[Selected extract]

Farmigo was an online farmers' market that connected consumers, workplaces, schools, apartment complexes and community centers directly to local farms. It operated in three locations, Seattle-Takoma, the Bay Area, and greater New York City. The company was a certified B Corporation and raised $8 million in Series B financing led by Sherbrooke Capital and RSF Social Finance joined by Series A lead investor Benchmark Capital.

==History==
Farmigo was founded in 2009 by Founder and CEO Benzi Ronen and Co-Founder Yossi Pik as a cloud-based software system for farms to manage their community supported agriculture (CSA) subscriptions. According to TreeHugger, Farmigo has provided technology to "hundreds of CSA farms in 25 states and has connected them to more than 3,000 communities." Since 2009, Farmigo has helped CSA farms deliver more than 30 million pounds of produce to over 100,000 families. In December 2012, the company launched Farmigo food communities which leverages their existing relationships with farms to accelerate the adoption of an "alternative food system" beyond the 1 percent participating in CSAs.

In July 2016, the company announced the closure of its delivery service and that it would focus on its CSA Software Management platform instead. In September 2021, the firm was acquired by GrubMarket.

[/Selected extract]

◆ Brief A
Turn the paragraph of the Farmigo text that begins "Farmigo was founded in 2009" into a short bulleted list that keeps its main facts.
◆ Brief B
Pick up the Farmigo text after its last sentence and carry it on.
The listing that comes next is not needed for any of this work.

[Excerpted data]

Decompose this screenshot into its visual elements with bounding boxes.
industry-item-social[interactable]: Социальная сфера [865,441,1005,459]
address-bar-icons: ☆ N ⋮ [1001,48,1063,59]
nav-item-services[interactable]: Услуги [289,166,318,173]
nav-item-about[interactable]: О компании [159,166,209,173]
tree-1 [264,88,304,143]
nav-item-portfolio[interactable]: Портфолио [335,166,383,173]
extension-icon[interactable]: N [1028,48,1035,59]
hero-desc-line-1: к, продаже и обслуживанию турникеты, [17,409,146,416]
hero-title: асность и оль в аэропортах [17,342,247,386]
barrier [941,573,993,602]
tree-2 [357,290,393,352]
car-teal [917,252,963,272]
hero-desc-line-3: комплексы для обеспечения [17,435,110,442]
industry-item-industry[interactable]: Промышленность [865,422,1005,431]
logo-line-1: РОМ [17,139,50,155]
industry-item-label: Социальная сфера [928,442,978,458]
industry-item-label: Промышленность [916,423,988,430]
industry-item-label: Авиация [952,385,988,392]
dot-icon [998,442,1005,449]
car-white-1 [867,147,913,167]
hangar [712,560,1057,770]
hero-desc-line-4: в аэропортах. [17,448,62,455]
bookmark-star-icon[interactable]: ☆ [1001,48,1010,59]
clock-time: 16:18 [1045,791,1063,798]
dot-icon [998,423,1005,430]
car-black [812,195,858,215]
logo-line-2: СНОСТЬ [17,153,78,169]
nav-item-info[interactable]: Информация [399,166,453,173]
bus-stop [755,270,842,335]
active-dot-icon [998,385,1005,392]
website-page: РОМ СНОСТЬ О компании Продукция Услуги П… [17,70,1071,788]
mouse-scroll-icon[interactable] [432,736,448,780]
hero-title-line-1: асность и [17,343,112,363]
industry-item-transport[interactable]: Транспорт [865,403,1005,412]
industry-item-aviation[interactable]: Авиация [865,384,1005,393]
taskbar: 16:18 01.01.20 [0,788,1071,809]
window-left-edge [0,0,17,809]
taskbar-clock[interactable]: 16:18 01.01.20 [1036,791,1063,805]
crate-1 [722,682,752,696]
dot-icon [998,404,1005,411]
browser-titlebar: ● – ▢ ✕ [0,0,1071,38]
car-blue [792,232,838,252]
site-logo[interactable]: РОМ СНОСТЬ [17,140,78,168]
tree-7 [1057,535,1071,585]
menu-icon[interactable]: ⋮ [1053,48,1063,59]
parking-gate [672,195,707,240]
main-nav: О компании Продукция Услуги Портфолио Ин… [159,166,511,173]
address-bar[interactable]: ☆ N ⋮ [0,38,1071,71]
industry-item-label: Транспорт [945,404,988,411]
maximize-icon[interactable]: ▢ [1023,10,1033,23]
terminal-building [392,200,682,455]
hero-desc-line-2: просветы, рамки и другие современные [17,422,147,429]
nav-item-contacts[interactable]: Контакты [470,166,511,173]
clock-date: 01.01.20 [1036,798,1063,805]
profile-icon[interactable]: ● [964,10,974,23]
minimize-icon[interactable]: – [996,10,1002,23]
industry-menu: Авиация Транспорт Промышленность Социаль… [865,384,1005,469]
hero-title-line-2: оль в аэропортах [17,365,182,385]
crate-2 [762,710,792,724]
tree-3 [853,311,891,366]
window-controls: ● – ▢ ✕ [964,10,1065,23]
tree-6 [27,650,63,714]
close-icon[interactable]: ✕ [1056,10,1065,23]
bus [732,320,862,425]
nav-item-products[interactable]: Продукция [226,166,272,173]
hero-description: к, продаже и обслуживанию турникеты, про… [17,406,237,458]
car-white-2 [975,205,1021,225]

[/Excerpted data]

◆ Response box A
- Founded in 2009 by CEO Benzi Ronen and co-founder Yossi Pik as cloud-based software for farms to manage their community supported agriculture (CSA) subscriptions.
- According to TreeHugger, it has provided technology to hundreds of CSA farms in 25 states and connected them to more than 3,000 communities.
- Since 2009, it has helped CSA farms deliver more than 30 million pounds of produce to over 100,000 families.
- In December 2012, it launched Farmigo food communities, which use its existing farm relationships to spread an "alternative food system" beyond the 1 percent who take part in CSAs.

◆ Response box B
==Business model==
Using technology and a community-based business model, Farmigo connected local farms directly to consumers through food communities—such as workplaces, schools, apartment complexes and community centers. According to Upstart Business Journal, food communities are started and led by community Organizers who serve as catalysts for an alternative food system. Organizers sign up through Farmigo's website, rally members to join their food community and work with regional Farmigo representatives to manage delivery and pick up to their site. According to Fast Company, once a food community is established, members can order their selection online from a variety of local farms and have it delivered weekly or bi-weekly to their food community site.

Farmigo coordinated with complimentary local farms located within 100 miles of a community to deliver food harvested within 48 hours of drop off.